[Start of Dataset entries]
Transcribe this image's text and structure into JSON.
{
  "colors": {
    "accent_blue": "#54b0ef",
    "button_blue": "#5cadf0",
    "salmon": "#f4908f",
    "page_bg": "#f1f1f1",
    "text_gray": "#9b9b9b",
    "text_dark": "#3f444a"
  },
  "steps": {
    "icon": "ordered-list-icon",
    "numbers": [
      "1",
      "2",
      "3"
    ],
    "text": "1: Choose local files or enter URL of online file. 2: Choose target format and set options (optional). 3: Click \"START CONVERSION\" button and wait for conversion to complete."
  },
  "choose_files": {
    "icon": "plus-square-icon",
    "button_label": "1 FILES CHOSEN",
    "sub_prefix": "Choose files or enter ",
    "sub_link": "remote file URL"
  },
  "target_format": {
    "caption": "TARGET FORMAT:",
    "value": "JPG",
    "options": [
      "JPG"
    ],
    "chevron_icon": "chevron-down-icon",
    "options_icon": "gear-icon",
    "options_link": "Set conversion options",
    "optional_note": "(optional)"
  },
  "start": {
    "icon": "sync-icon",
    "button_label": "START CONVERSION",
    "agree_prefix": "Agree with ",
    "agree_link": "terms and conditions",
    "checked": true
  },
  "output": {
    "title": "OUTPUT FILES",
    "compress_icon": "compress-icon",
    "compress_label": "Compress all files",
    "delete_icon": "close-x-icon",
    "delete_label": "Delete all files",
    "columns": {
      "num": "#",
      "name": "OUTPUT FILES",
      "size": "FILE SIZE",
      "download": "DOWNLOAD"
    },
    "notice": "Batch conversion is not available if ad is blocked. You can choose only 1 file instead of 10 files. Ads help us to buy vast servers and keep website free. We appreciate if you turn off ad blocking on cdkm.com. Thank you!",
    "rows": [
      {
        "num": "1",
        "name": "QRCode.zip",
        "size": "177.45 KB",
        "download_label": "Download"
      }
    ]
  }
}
[End of Dataset entries]
▸ **Exercise**: Write out the whole listing again. Match it word for word.

▸ **Correct result**:
Transcribe this image's text and structure into JSON.
{
  "colors": {
    "accent_blue": "#54b0ef",
    "button_blue": "#5cadf0",
    "salmon": "#f4908f",
    "page_bg": "#f1f1f1",
    "text_gray": "#9b9b9b",
    "text_dark": "#3f444a"
  },
  "steps": {
    "icon": "ordered-list-icon",
    "numbers": [
      "1",
      "2",
      "3"
    ],
    "text": "1: Choose local files or enter URL of online file. 2: Choose target format and set options (optional). 3: Click \"START CONVERSION\" button and wait for conversion to complete."
  },
  "choose_files": {
    "icon": "plus-square-icon",
    "button_label": "1 FILES CHOSEN",
    "sub_prefix": "Choose files or enter ",
    "sub_link": "remote file URL"
  },
  "target_format": {
    "caption": "TARGET FORMAT:",
    "value": "JPG",
    "options": [
      "JPG"
    ],
    "chevron_icon": "chevron-down-icon",
    "options_icon": "gear-icon",
    "options_link": "Set conversion options",
    "optional_note": "(optional)"
  },
  "start": {
    "icon": "sync-icon",
    "button_label": "START CONVERSION",
    "agree_prefix": "Agree with ",
    "agree_link": "terms and conditions",
    "checked": true
  },
  "output": {
    "title": "OUTPUT FILES",
    "compress_icon": "compress-icon",
    "compress_label": "Compress all files",
    "delete_icon": "close-x-icon",
    "delete_label": "Delete all files",
    "columns": {
      "num": "#",
      "name": "OUTPUT FILES",
      "size": "FILE SIZE",
      "download": "DOWNLOAD"
    },
    "notice": "Batch conversion is not available if ad is blocked. You can choose only 1 file instead of 10 files. Ads help us to buy vast servers and keep website free. We appreciate if you turn off ad blocking on cdkm.com. Thank you!",
    "rows": [
      {
        "num": "1",
        "name": "QRCode.zip",
        "size": "177.45 KB",
        "download_label": "Download"
      }
    ]
  }
}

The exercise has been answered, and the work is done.